(Records contained in a dataset)
☆ ☆ ☆ ☆

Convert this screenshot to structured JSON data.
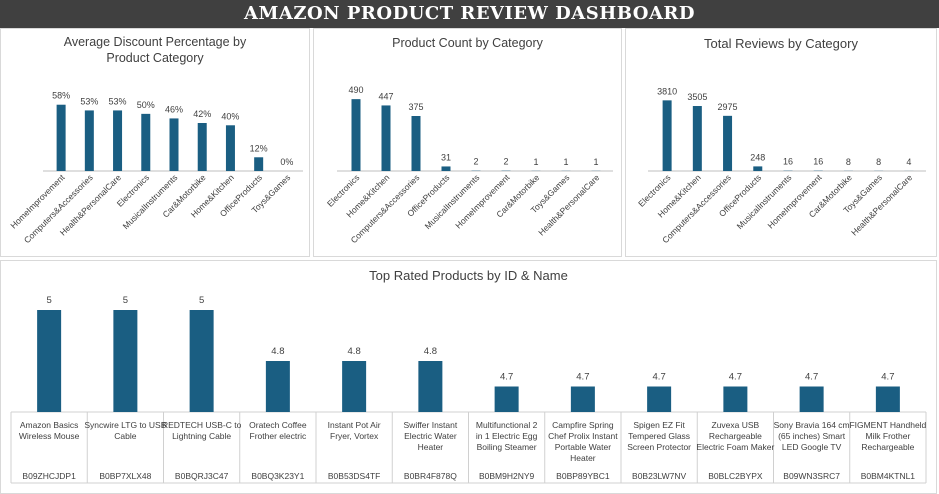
{
  "dashboard": {
    "title": "AMAZON PRODUCT REVIEW DASHBOARD"
  },
  "colors": {
    "bar": "#1a5e82",
    "title_bg": "#404040"
  },
  "chart_data": [
    {
      "id": "discount",
      "type": "bar",
      "title": "Average Discount Percentage by Product Category",
      "categories": [
        "HomeImprovement",
        "Computers&Accessories",
        "Health&PersonalCare",
        "Electronics",
        "MusicalInstruments",
        "Car&Motorbike",
        "Home&Kitchen",
        "OfficeProducts",
        "Toys&Games"
      ],
      "values": [
        58,
        53,
        53,
        50,
        46,
        42,
        40,
        12,
        0
      ],
      "labels": [
        "58%",
        "53%",
        "53%",
        "50%",
        "46%",
        "42%",
        "40%",
        "12%",
        "0%"
      ],
      "ylim": [
        0,
        70
      ],
      "grid": false,
      "legend": "none"
    },
    {
      "id": "count",
      "type": "bar",
      "title": "Product Count by  Category",
      "categories": [
        "Electronics",
        "Home&Kitchen",
        "Computers&Accessories",
        "OfficeProducts",
        "MusicalInstruments",
        "HomeImprovement",
        "Car&Motorbike",
        "Toys&Games",
        "Health&PersonalCare"
      ],
      "values": [
        490,
        447,
        375,
        31,
        2,
        2,
        1,
        1,
        1
      ],
      "labels": [
        "490",
        "447",
        "375",
        "31",
        "2",
        "2",
        "1",
        "1",
        "1"
      ],
      "ylim": [
        0,
        600
      ],
      "grid": false,
      "legend": "none"
    },
    {
      "id": "reviews",
      "type": "bar",
      "title": "Total Reviews by  Category",
      "categories": [
        "Electronics",
        "Home&Kitchen",
        "Computers&Accessories",
        "OfficeProducts",
        "MusicalInstruments",
        "HomeImprovement",
        "Car&Motorbike",
        "Toys&Games",
        "Health&PersonalCare"
      ],
      "values": [
        3810,
        3505,
        2975,
        248,
        16,
        16,
        8,
        8,
        4
      ],
      "labels": [
        "3810",
        "3505",
        "2975",
        "248",
        "16",
        "16",
        "8",
        "8",
        "4"
      ],
      "ylim": [
        0,
        4800
      ],
      "grid": false,
      "legend": "none"
    },
    {
      "id": "top",
      "type": "bar",
      "title": "Top Rated Products by ID & Name",
      "categories": [
        {
          "name": "Amazon Basics Wireless Mouse",
          "id": "B09ZHCJDP1"
        },
        {
          "name": "Syncwire LTG to USB Cable",
          "id": "B0BP7XLX48"
        },
        {
          "name": "REDTECH USB-C to Lightning Cable",
          "id": "B0BQRJ3C47"
        },
        {
          "name": "Oratech Coffee Frother electric",
          "id": "B0BQ3K23Y1"
        },
        {
          "name": "Instant Pot Air Fryer, Vortex",
          "id": "B0B53DS4TF"
        },
        {
          "name": "Swiffer Instant Electric Water Heater",
          "id": "B0BR4F878Q"
        },
        {
          "name": "Multifunctional 2 in 1 Electric Egg Boiling Steamer",
          "id": "B0BM9H2NY9"
        },
        {
          "name": "Campfire Spring Chef Prolix Instant Portable Water Heater",
          "id": "B0BP89YBC1"
        },
        {
          "name": "Spigen EZ Fit Tempered Glass Screen Protector",
          "id": "B0B23LW7NV"
        },
        {
          "name": "Zuvexa USB Rechargeable Electric Foam Maker",
          "id": "B0BLC2BYPX"
        },
        {
          "name": "Sony Bravia 164 cm (65 inches) Smart LED Google TV",
          "id": "B09WN3SRC7"
        },
        {
          "name": "FIGMENT Handheld Milk Frother Rechargeable",
          "id": "B0BM4KTNL1"
        }
      ],
      "values": [
        5,
        5,
        5,
        4.8,
        4.8,
        4.8,
        4.7,
        4.7,
        4.7,
        4.7,
        4.7,
        4.7
      ],
      "labels": [
        "5",
        "5",
        "5",
        "4.8",
        "4.8",
        "4.8",
        "4.7",
        "4.7",
        "4.7",
        "4.7",
        "4.7",
        "4.7"
      ],
      "ylim": [
        4.6,
        5.0
      ],
      "grid": false,
      "legend": "none"
    }
  ]
}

☆ ☆ ☆ ☆

■ PROBLEM TO SOLVE ■
Leave out the pictures and copy every record above exactly.

■ EXPECTED OUTPUT ■
Convert this screenshot to structured JSON data.
{
  "dashboard": {
    "title": "AMAZON PRODUCT REVIEW DASHBOARD"
  },
  "colors": {
    "bar": "#1a5e82",
    "title_bg": "#404040"
  },
  "chart_data": [
    {
      "id": "discount",
      "type": "bar",
      "title": "Average Discount Percentage by Product Category",
      "categories": [
        "HomeImprovement",
        "Computers&Accessories",
        "Health&PersonalCare",
        "Electronics",
        "MusicalInstruments",
        "Car&Motorbike",
        "Home&Kitchen",
        "OfficeProducts",
        "Toys&Games"
      ],
      "values": [
        58,
        53,
        53,
        50,
        46,
        42,
        40,
        12,
        0
      ],
      "labels": [
        "58%",
        "53%",
        "53%",
        "50%",
        "46%",
        "42%",
        "40%",
        "12%",
        "0%"
      ],
      "ylim": [
        0,
        70
      ],
      "grid": false,
      "legend": "none"
    },
    {
      "id": "count",
      "type": "bar",
      "title": "Product Count by  Category",
      "categories": [
        "Electronics",
        "Home&Kitchen",
        "Computers&Accessories",
        "OfficeProducts",
        "MusicalInstruments",
        "HomeImprovement",
        "Car&Motorbike",
        "Toys&Games",
        "Health&PersonalCare"
      ],
      "values": [
        490,
        447,
        375,
        31,
        2,
        2,
        1,
        1,
        1
      ],
      "labels": [
        "490",
        "447",
        "375",
        "31",
        "2",
        "2",
        "1",
        "1",
        "1"
      ],
      "ylim": [
        0,
        600
      ],
      "grid": false,
      "legend": "none"
    },
    {
      "id": "reviews",
      "type": "bar",
      "title": "Total Reviews by  Category",
      "categories": [
        "Electronics",
        "Home&Kitchen",
        "Computers&Accessories",
        "OfficeProducts",
        "MusicalInstruments",
        "HomeImprovement",
        "Car&Motorbike",
        "Toys&Games",
        "Health&PersonalCare"
      ],
      "values": [
        3810,
        3505,
        2975,
        248,
        16,
        16,
        8,
        8,
        4
      ],
      "labels": [
        "3810",
        "3505",
        "2975",
        "248",
        "16",
        "16",
        "8",
        "8",
        "4"
      ],
      "ylim": [
        0,
        4800
      ],
      "grid": false,
      "legend": "none"
    },
    {
      "id": "top",
      "type": "bar",
      "title": "Top Rated Products by ID & Name",
      "categories": [
        {
          "name": "Amazon Basics Wireless Mouse",
          "id": "B09ZHCJDP1"
        },
        {
          "name": "Syncwire LTG to USB Cable",
          "id": "B0BP7XLX48"
        },
        {
          "name": "REDTECH USB-C to Lightning Cable",
          "id": "B0BQRJ3C47"
        },
        {
          "name": "Oratech Coffee Frother electric",
          "id": "B0BQ3K23Y1"
        },
        {
          "name": "Instant Pot Air Fryer, Vortex",
          "id": "B0B53DS4TF"
        },
        {
          "name": "Swiffer Instant Electric Water Heater",
          "id": "B0BR4F878Q"
        },
        {
          "name": "Multifunctional 2 in 1 Electric Egg Boiling Steamer",
          "id": "B0BM9H2NY9"
        },
        {
          "name": "Campfire Spring Chef Prolix Instant Portable Water Heater",
          "id": "B0BP89YBC1"
        },
        {
          "name": "Spigen EZ Fit Tempered Glass Screen Protector",
          "id": "B0B23LW7NV"
        },
        {
          "name": "Zuvexa USB Rechargeable Electric Foam Maker",
          "id": "B0BLC2BYPX"
        },
        {
          "name": "Sony Bravia 164 cm (65 inches) Smart LED Google TV",
          "id": "B09WN3SRC7"
        },
        {
          "name": "FIGMENT Handheld Milk Frother Rechargeable",
          "id": "B0BM4KTNL1"
        }
      ],
      "values": [
        5,
        5,
        5,
        4.8,
        4.8,
        4.8,
        4.7,
        4.7,
        4.7,
        4.7,
        4.7,
        4.7
      ],
      "labels": [
        "5",
        "5",
        "5",
        "4.8",
        "4.8",
        "4.8",
        "4.7",
        "4.7",
        "4.7",
        "4.7",
        "4.7",
        "4.7"
      ],
      "ylim": [
        4.6,
        5.0
      ],
      "grid": false,
      "legend": "none"
    }
  ]
}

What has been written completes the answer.